* **Problem to work on**:
Quote the listing below in full and exactly as written, but omit every picture.

* **Entries supplied**:

★ ★ ★ ★ ★ ★ ★

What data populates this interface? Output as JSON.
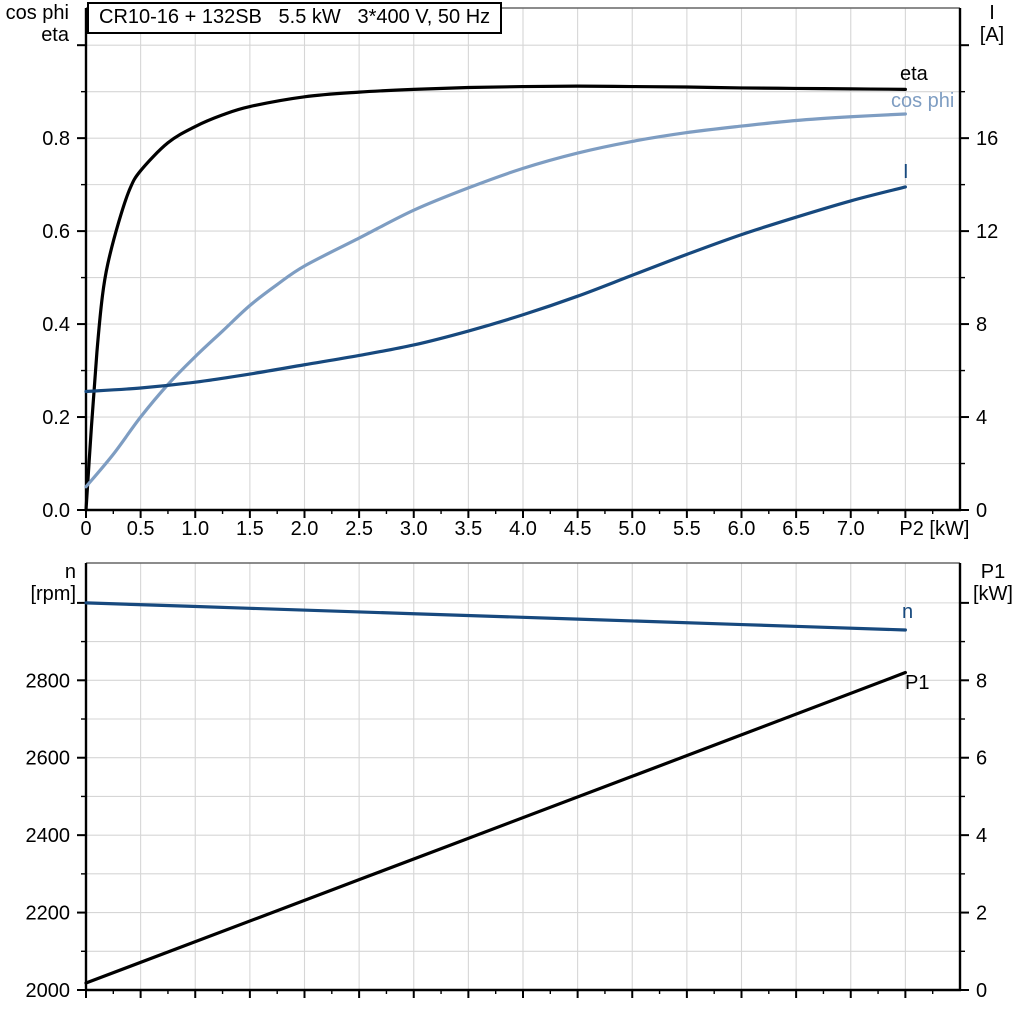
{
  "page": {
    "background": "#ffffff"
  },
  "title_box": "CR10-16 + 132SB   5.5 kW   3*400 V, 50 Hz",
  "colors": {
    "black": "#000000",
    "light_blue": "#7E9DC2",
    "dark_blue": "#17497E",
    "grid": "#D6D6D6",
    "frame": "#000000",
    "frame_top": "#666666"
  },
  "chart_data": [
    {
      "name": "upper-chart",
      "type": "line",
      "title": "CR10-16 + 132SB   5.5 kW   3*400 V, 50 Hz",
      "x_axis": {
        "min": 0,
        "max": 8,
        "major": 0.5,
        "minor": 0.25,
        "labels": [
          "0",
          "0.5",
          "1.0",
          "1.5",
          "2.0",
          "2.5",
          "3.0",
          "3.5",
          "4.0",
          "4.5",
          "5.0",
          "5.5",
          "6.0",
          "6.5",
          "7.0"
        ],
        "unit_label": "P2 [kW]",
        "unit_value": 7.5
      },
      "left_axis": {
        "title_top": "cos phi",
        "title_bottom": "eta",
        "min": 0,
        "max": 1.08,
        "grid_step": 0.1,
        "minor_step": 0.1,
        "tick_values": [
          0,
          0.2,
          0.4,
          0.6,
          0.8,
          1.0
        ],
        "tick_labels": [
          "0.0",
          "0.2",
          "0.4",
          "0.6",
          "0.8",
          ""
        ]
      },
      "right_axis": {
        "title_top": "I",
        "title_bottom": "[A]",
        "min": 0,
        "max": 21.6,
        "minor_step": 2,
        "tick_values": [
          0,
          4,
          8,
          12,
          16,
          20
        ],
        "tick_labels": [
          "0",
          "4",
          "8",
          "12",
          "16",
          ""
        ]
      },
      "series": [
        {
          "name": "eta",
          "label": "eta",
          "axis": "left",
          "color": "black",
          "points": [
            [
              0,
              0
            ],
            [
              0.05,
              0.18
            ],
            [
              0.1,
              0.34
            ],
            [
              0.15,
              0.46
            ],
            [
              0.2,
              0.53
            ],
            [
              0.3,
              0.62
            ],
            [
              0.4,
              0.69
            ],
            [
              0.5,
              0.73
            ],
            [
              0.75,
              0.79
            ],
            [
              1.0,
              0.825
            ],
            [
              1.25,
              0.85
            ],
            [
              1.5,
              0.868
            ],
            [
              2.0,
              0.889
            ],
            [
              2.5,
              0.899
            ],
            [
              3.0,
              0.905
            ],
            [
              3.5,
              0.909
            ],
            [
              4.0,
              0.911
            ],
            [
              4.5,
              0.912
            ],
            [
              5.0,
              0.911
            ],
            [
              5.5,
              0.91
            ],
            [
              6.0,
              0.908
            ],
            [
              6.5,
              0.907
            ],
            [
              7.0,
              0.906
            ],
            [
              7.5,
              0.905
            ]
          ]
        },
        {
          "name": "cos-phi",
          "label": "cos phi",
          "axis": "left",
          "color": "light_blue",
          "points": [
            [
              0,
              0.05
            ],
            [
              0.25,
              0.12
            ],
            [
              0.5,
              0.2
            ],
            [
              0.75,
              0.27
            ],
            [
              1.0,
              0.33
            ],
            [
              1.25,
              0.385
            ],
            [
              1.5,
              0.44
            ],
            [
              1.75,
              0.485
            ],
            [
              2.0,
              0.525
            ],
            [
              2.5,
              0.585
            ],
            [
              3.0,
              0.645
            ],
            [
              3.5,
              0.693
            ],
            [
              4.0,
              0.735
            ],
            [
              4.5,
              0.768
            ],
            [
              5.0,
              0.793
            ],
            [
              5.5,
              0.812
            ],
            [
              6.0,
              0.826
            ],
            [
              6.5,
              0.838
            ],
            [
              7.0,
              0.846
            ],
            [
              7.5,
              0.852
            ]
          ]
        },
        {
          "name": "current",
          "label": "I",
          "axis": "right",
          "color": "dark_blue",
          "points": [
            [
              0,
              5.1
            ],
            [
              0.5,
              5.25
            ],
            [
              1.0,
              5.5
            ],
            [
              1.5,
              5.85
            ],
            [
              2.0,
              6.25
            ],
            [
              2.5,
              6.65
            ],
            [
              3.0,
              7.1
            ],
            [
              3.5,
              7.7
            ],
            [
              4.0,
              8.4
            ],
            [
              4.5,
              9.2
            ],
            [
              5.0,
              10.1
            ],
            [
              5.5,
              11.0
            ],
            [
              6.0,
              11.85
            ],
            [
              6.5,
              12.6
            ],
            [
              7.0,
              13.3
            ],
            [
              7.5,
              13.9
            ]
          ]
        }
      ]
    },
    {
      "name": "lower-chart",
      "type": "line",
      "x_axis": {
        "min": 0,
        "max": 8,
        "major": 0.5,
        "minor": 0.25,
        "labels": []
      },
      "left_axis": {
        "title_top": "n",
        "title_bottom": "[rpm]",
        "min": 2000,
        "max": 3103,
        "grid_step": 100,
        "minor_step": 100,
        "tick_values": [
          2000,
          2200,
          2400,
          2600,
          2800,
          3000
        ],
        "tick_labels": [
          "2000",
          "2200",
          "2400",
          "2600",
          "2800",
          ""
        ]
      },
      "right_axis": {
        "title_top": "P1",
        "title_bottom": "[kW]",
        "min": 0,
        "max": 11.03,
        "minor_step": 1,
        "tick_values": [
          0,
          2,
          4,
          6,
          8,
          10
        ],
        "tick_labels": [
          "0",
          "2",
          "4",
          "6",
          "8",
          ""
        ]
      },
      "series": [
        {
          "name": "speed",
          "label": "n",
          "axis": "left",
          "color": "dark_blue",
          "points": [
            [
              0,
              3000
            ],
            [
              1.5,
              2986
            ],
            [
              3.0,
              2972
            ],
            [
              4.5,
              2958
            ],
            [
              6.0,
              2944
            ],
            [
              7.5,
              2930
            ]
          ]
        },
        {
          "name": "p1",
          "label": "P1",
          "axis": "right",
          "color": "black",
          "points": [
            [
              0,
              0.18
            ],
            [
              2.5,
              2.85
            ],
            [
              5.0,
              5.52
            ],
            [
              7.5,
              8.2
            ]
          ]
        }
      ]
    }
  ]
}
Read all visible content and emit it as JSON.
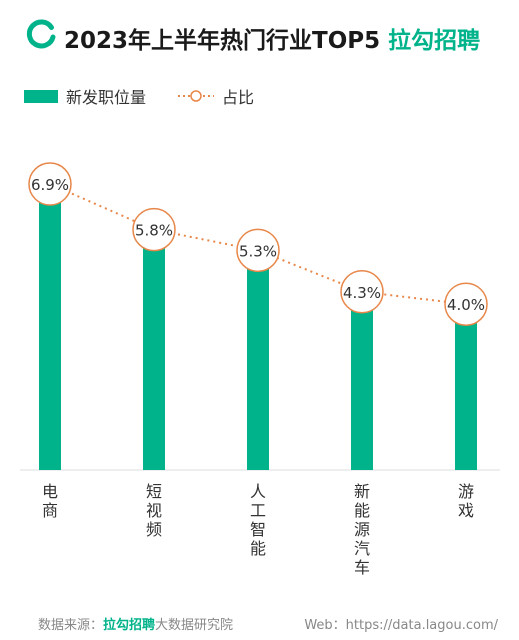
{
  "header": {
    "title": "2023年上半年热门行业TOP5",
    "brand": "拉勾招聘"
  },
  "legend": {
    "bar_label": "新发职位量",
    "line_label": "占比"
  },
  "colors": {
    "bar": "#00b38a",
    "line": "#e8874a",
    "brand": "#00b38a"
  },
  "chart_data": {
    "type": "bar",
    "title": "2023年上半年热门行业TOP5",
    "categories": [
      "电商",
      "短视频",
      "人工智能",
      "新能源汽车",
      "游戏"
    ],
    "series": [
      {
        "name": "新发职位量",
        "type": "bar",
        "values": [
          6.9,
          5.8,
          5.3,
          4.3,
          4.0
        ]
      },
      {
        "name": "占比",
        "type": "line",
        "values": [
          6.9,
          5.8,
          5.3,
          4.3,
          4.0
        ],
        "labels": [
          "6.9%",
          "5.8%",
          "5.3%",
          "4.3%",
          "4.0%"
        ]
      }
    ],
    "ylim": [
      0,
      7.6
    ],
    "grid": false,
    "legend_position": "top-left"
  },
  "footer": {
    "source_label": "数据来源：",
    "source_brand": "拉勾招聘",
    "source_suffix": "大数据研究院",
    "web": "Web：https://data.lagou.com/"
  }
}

★ ★ ★ ★ ★ ★ ★

* **Exercise result**:
What data populates this interface? Output as JSON.
{
  "page": {
    "background": "#ffffff"
  },
  "title_box": "CR10-16 + 132SB   5.5 kW   3*400 V, 50 Hz",
  "colors": {
    "black": "#000000",
    "light_blue": "#7E9DC2",
    "dark_blue": "#17497E",
    "grid": "#D6D6D6",
    "frame": "#000000",
    "frame_top": "#666666"
  },
  "chart_data": [
    {
      "name": "upper-chart",
      "type": "line",
      "title": "CR10-16 + 132SB   5.5 kW   3*400 V, 50 Hz",
      "x_axis": {
        "min": 0,
        "max": 8,
        "major": 0.5,
        "minor": 0.25,
        "labels": [
          "0",
          "0.5",
          "1.0",
          "1.5",
          "2.0",
          "2.5",
          "3.0",
          "3.5",
          "4.0",
          "4.5",
          "5.0",
          "5.5",
          "6.0",
          "6.5",
          "7.0"
        ],
        "unit_label": "P2 [kW]",
        "unit_value": 7.5
      },
      "left_axis": {
        "title_top": "cos phi",
        "title_bottom": "eta",
        "min": 0,
        "max": 1.08,
        "grid_step": 0.1,
        "minor_step": 0.1,
        "tick_values": [
          0,
          0.2,
          0.4,
          0.6,
          0.8,
          1.0
        ],
        "tick_labels": [
          "0.0",
          "0.2",
          "0.4",
          "0.6",
          "0.8",
          ""
        ]
      },
      "right_axis": {
        "title_top": "I",
        "title_bottom": "[A]",
        "min": 0,
        "max": 21.6,
        "minor_step": 2,
        "tick_values": [
          0,
          4,
          8,
          12,
          16,
          20
        ],
        "tick_labels": [
          "0",
          "4",
          "8",
          "12",
          "16",
          ""
        ]
      },
      "series": [
        {
          "name": "eta",
          "label": "eta",
          "axis": "left",
          "color": "black",
          "points": [
            [
              0,
              0
            ],
            [
              0.05,
              0.18
            ],
            [
              0.1,
              0.34
            ],
            [
              0.15,
              0.46
            ],
            [
              0.2,
              0.53
            ],
            [
              0.3,
              0.62
            ],
            [
              0.4,
              0.69
            ],
            [
              0.5,
              0.73
            ],
            [
              0.75,
              0.79
            ],
            [
              1.0,
              0.825
            ],
            [
              1.25,
              0.85
            ],
            [
              1.5,
              0.868
            ],
            [
              2.0,
              0.889
            ],
            [
              2.5,
              0.899
            ],
            [
              3.0,
              0.905
            ],
            [
              3.5,
              0.909
            ],
            [
              4.0,
              0.911
            ],
            [
              4.5,
              0.912
            ],
            [
              5.0,
              0.911
            ],
            [
              5.5,
              0.91
            ],
            [
              6.0,
              0.908
            ],
            [
              6.5,
              0.907
            ],
            [
              7.0,
              0.906
            ],
            [
              7.5,
              0.905
            ]
          ]
        },
        {
          "name": "cos-phi",
          "label": "cos phi",
          "axis": "left",
          "color": "light_blue",
          "points": [
            [
              0,
              0.05
            ],
            [
              0.25,
              0.12
            ],
            [
              0.5,
              0.2
            ],
            [
              0.75,
              0.27
            ],
            [
              1.0,
              0.33
            ],
            [
              1.25,
              0.385
            ],
            [
              1.5,
              0.44
            ],
            [
              1.75,
              0.485
            ],
            [
              2.0,
              0.525
            ],
            [
              2.5,
              0.585
            ],
            [
              3.0,
              0.645
            ],
            [
              3.5,
              0.693
            ],
            [
              4.0,
              0.735
            ],
            [
              4.5,
              0.768
            ],
            [
              5.0,
              0.793
            ],
            [
              5.5,
              0.812
            ],
            [
              6.0,
              0.826
            ],
            [
              6.5,
              0.838
            ],
            [
              7.0,
              0.846
            ],
            [
              7.5,
              0.852
            ]
          ]
        },
        {
          "name": "current",
          "label": "I",
          "axis": "right",
          "color": "dark_blue",
          "points": [
            [
              0,
              5.1
            ],
            [
              0.5,
              5.25
            ],
            [
              1.0,
              5.5
            ],
            [
              1.5,
              5.85
            ],
            [
              2.0,
              6.25
            ],
            [
              2.5,
              6.65
            ],
            [
              3.0,
              7.1
            ],
            [
              3.5,
              7.7
            ],
            [
              4.0,
              8.4
            ],
            [
              4.5,
              9.2
            ],
            [
              5.0,
              10.1
            ],
            [
              5.5,
              11.0
            ],
            [
              6.0,
              11.85
            ],
            [
              6.5,
              12.6
            ],
            [
              7.0,
              13.3
            ],
            [
              7.5,
              13.9
            ]
          ]
        }
      ]
    },
    {
      "name": "lower-chart",
      "type": "line",
      "x_axis": {
        "min": 0,
        "max": 8,
        "major": 0.5,
        "minor": 0.25,
        "labels": []
      },
      "left_axis": {
        "title_top": "n",
        "title_bottom": "[rpm]",
        "min": 2000,
        "max": 3103,
        "grid_step": 100,
        "minor_step": 100,
        "tick_values": [
          2000,
          2200,
          2400,
          2600,
          2800,
          3000
        ],
        "tick_labels": [
          "2000",
          "2200",
          "2400",
          "2600",
          "2800",
          ""
        ]
      },
      "right_axis": {
        "title_top": "P1",
        "title_bottom": "[kW]",
        "min": 0,
        "max": 11.03,
        "minor_step": 1,
        "tick_values": [
          0,
          2,
          4,
          6,
          8,
          10
        ],
        "tick_labels": [
          "0",
          "2",
          "4",
          "6",
          "8",
          ""
        ]
      },
      "series": [
        {
          "name": "speed",
          "label": "n",
          "axis": "left",
          "color": "dark_blue",
          "points": [
            [
              0,
              3000
            ],
            [
              1.5,
              2986
            ],
            [
              3.0,
              2972
            ],
            [
              4.5,
              2958
            ],
            [
              6.0,
              2944
            ],
            [
              7.5,
              2930
            ]
          ]
        },
        {
          "name": "p1",
          "label": "P1",
          "axis": "right",
          "color": "black",
          "points": [
            [
              0,
              0.18
            ],
            [
              2.5,
              2.85
            ],
            [
              5.0,
              5.52
            ],
            [
              7.5,
              8.2
            ]
          ]
        }
      ]
    }
  ]
}
Read all visible content and emit it as JSON.
{
  "header": {
    "title": "2023年上半年热门行业TOP5",
    "brand": "拉勾招聘"
  },
  "legend": {
    "bar_label": "新发职位量",
    "line_label": "占比"
  },
  "colors": {
    "bar": "#00b38a",
    "line": "#e8874a",
    "brand": "#00b38a"
  },
  "chart_data": {
    "type": "bar",
    "title": "2023年上半年热门行业TOP5",
    "categories": [
      "电商",
      "短视频",
      "人工智能",
      "新能源汽车",
      "游戏"
    ],
    "series": [
      {
        "name": "新发职位量",
        "type": "bar",
        "values": [
          6.9,
          5.8,
          5.3,
          4.3,
          4.0
        ]
      },
      {
        "name": "占比",
        "type": "line",
        "values": [
          6.9,
          5.8,
          5.3,
          4.3,
          4.0
        ],
        "labels": [
          "6.9%",
          "5.8%",
          "5.3%",
          "4.3%",
          "4.0%"
        ]
      }
    ],
    "ylim": [
      0,
      7.6
    ],
    "grid": false,
    "legend_position": "top-left"
  },
  "footer": {
    "source_label": "数据来源：",
    "source_brand": "拉勾招聘",
    "source_suffix": "大数据研究院",
    "web": "Web：https://data.lagou.com/"
  }
}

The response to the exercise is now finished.